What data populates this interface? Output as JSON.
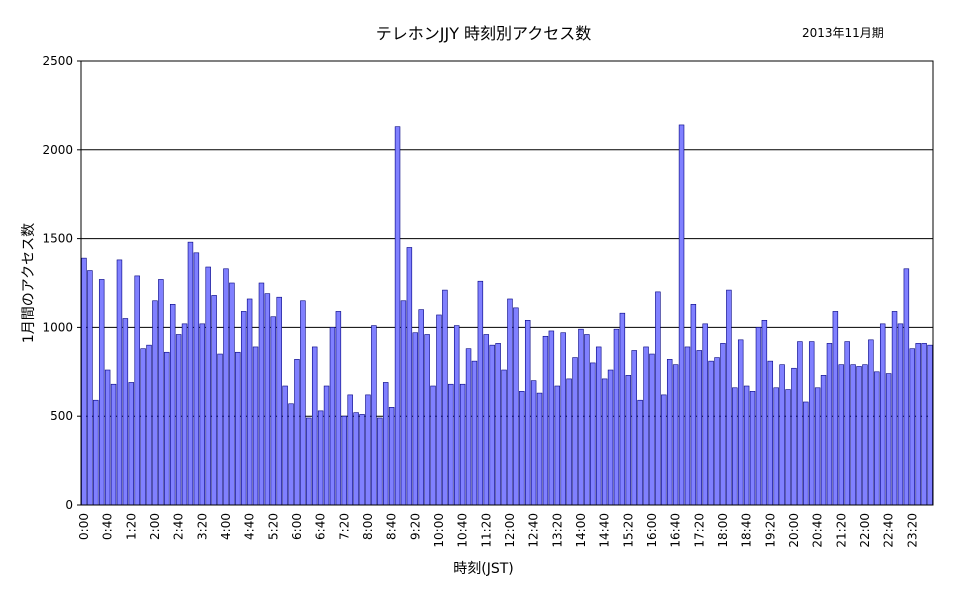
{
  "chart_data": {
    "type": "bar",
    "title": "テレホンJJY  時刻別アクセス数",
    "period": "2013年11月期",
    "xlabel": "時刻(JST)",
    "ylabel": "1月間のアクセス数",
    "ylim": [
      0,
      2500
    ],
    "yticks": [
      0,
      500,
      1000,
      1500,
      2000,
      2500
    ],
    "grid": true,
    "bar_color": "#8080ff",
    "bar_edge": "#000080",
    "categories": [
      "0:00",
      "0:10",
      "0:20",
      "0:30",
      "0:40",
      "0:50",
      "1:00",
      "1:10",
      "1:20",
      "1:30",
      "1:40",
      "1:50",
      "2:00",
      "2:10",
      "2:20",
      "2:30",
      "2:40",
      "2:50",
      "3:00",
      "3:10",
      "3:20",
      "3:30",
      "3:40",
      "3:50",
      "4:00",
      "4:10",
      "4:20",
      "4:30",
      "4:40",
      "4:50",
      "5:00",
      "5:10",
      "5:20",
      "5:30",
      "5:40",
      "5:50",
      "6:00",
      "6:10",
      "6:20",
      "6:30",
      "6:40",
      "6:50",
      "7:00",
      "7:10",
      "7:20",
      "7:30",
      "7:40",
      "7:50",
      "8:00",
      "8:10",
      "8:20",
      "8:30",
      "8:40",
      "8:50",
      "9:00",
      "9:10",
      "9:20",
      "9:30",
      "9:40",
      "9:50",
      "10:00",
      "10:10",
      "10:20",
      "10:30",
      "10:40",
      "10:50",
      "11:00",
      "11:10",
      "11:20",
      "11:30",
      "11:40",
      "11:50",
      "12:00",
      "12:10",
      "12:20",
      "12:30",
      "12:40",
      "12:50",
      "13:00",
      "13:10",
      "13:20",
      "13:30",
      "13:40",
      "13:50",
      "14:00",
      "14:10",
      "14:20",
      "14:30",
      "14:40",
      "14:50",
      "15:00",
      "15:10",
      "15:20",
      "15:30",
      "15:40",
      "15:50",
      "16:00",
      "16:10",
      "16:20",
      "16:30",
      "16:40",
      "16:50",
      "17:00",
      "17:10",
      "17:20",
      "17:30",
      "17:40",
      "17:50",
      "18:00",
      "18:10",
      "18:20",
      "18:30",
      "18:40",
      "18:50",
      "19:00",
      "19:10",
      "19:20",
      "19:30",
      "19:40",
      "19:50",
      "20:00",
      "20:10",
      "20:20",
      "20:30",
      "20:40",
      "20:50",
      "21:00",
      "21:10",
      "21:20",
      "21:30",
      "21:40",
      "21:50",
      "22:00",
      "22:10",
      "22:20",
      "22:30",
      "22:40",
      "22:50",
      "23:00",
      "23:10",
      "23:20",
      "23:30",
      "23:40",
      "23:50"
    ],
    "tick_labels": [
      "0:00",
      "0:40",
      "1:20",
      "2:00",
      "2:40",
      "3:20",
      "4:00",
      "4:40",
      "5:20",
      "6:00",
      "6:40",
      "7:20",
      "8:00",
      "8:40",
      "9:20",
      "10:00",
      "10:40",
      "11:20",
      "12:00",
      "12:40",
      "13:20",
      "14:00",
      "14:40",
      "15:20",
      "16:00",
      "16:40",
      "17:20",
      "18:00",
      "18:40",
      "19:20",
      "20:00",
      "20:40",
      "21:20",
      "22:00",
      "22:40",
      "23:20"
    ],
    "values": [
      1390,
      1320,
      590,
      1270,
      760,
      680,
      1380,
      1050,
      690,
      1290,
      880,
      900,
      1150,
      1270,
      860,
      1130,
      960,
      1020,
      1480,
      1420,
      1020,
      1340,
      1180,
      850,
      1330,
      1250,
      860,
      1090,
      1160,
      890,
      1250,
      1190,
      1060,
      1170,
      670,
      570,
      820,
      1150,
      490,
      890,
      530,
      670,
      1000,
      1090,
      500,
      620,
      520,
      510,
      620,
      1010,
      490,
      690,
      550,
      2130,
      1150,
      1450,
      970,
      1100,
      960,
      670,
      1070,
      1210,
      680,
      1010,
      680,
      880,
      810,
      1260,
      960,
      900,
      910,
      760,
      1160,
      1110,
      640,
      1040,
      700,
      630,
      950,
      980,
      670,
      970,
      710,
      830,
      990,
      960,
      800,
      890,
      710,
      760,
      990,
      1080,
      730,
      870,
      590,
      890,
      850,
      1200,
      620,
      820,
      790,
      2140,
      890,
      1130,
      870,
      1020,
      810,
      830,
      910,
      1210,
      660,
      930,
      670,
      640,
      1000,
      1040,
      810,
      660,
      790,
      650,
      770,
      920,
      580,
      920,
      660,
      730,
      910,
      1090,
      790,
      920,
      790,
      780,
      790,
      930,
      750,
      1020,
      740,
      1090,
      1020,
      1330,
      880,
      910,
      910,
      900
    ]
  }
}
________
▶ _Task_:
Reproduce the material above in full, exactly, with no images.

▶ _Output for this exercise_:
What data populates this interface? Output as JSON.
{
  "chart_data": {
    "type": "bar",
    "title": "テレホンJJY  時刻別アクセス数",
    "period": "2013年11月期",
    "xlabel": "時刻(JST)",
    "ylabel": "1月間のアクセス数",
    "ylim": [
      0,
      2500
    ],
    "yticks": [
      0,
      500,
      1000,
      1500,
      2000,
      2500
    ],
    "grid": true,
    "bar_color": "#8080ff",
    "bar_edge": "#000080",
    "categories": [
      "0:00",
      "0:10",
      "0:20",
      "0:30",
      "0:40",
      "0:50",
      "1:00",
      "1:10",
      "1:20",
      "1:30",
      "1:40",
      "1:50",
      "2:00",
      "2:10",
      "2:20",
      "2:30",
      "2:40",
      "2:50",
      "3:00",
      "3:10",
      "3:20",
      "3:30",
      "3:40",
      "3:50",
      "4:00",
      "4:10",
      "4:20",
      "4:30",
      "4:40",
      "4:50",
      "5:00",
      "5:10",
      "5:20",
      "5:30",
      "5:40",
      "5:50",
      "6:00",
      "6:10",
      "6:20",
      "6:30",
      "6:40",
      "6:50",
      "7:00",
      "7:10",
      "7:20",
      "7:30",
      "7:40",
      "7:50",
      "8:00",
      "8:10",
      "8:20",
      "8:30",
      "8:40",
      "8:50",
      "9:00",
      "9:10",
      "9:20",
      "9:30",
      "9:40",
      "9:50",
      "10:00",
      "10:10",
      "10:20",
      "10:30",
      "10:40",
      "10:50",
      "11:00",
      "11:10",
      "11:20",
      "11:30",
      "11:40",
      "11:50",
      "12:00",
      "12:10",
      "12:20",
      "12:30",
      "12:40",
      "12:50",
      "13:00",
      "13:10",
      "13:20",
      "13:30",
      "13:40",
      "13:50",
      "14:00",
      "14:10",
      "14:20",
      "14:30",
      "14:40",
      "14:50",
      "15:00",
      "15:10",
      "15:20",
      "15:30",
      "15:40",
      "15:50",
      "16:00",
      "16:10",
      "16:20",
      "16:30",
      "16:40",
      "16:50",
      "17:00",
      "17:10",
      "17:20",
      "17:30",
      "17:40",
      "17:50",
      "18:00",
      "18:10",
      "18:20",
      "18:30",
      "18:40",
      "18:50",
      "19:00",
      "19:10",
      "19:20",
      "19:30",
      "19:40",
      "19:50",
      "20:00",
      "20:10",
      "20:20",
      "20:30",
      "20:40",
      "20:50",
      "21:00",
      "21:10",
      "21:20",
      "21:30",
      "21:40",
      "21:50",
      "22:00",
      "22:10",
      "22:20",
      "22:30",
      "22:40",
      "22:50",
      "23:00",
      "23:10",
      "23:20",
      "23:30",
      "23:40",
      "23:50"
    ],
    "tick_labels": [
      "0:00",
      "0:40",
      "1:20",
      "2:00",
      "2:40",
      "3:20",
      "4:00",
      "4:40",
      "5:20",
      "6:00",
      "6:40",
      "7:20",
      "8:00",
      "8:40",
      "9:20",
      "10:00",
      "10:40",
      "11:20",
      "12:00",
      "12:40",
      "13:20",
      "14:00",
      "14:40",
      "15:20",
      "16:00",
      "16:40",
      "17:20",
      "18:00",
      "18:40",
      "19:20",
      "20:00",
      "20:40",
      "21:20",
      "22:00",
      "22:40",
      "23:20"
    ],
    "values": [
      1390,
      1320,
      590,
      1270,
      760,
      680,
      1380,
      1050,
      690,
      1290,
      880,
      900,
      1150,
      1270,
      860,
      1130,
      960,
      1020,
      1480,
      1420,
      1020,
      1340,
      1180,
      850,
      1330,
      1250,
      860,
      1090,
      1160,
      890,
      1250,
      1190,
      1060,
      1170,
      670,
      570,
      820,
      1150,
      490,
      890,
      530,
      670,
      1000,
      1090,
      500,
      620,
      520,
      510,
      620,
      1010,
      490,
      690,
      550,
      2130,
      1150,
      1450,
      970,
      1100,
      960,
      670,
      1070,
      1210,
      680,
      1010,
      680,
      880,
      810,
      1260,
      960,
      900,
      910,
      760,
      1160,
      1110,
      640,
      1040,
      700,
      630,
      950,
      980,
      670,
      970,
      710,
      830,
      990,
      960,
      800,
      890,
      710,
      760,
      990,
      1080,
      730,
      870,
      590,
      890,
      850,
      1200,
      620,
      820,
      790,
      2140,
      890,
      1130,
      870,
      1020,
      810,
      830,
      910,
      1210,
      660,
      930,
      670,
      640,
      1000,
      1040,
      810,
      660,
      790,
      650,
      770,
      920,
      580,
      920,
      660,
      730,
      910,
      1090,
      790,
      920,
      790,
      780,
      790,
      930,
      750,
      1020,
      740,
      1090,
      1020,
      1330,
      880,
      910,
      910,
      900
    ]
  }
}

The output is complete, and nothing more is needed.